* Exercise data:
##########

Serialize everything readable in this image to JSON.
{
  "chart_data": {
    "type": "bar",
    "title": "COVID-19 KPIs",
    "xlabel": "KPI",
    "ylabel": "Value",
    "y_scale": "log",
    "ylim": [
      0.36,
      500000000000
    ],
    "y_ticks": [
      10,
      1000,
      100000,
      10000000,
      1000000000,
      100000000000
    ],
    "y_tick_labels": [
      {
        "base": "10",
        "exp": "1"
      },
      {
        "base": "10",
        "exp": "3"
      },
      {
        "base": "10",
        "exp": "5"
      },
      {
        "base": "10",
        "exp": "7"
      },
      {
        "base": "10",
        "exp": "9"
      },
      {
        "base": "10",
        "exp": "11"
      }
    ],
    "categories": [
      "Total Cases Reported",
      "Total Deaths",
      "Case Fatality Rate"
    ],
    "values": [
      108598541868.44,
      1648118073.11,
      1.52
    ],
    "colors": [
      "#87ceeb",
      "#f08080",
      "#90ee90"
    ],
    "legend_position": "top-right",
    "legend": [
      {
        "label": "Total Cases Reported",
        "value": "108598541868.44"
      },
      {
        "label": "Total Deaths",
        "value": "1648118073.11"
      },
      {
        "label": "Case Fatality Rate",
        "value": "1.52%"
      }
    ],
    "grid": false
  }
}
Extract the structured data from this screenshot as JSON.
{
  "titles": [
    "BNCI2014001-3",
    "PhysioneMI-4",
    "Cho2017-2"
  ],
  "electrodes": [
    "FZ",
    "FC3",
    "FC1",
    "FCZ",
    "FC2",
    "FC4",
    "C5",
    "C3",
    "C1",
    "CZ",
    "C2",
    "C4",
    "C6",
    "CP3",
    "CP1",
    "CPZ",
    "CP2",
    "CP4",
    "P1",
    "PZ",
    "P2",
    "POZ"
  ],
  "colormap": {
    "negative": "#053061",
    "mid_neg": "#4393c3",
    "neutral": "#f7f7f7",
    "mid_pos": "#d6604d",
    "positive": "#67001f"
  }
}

##########

* Task details: Pull out every line above that holds the word "this".

* Solution:
Serialize everything readable in this image to JSON.
Extract the structured data from this screenshot as JSON.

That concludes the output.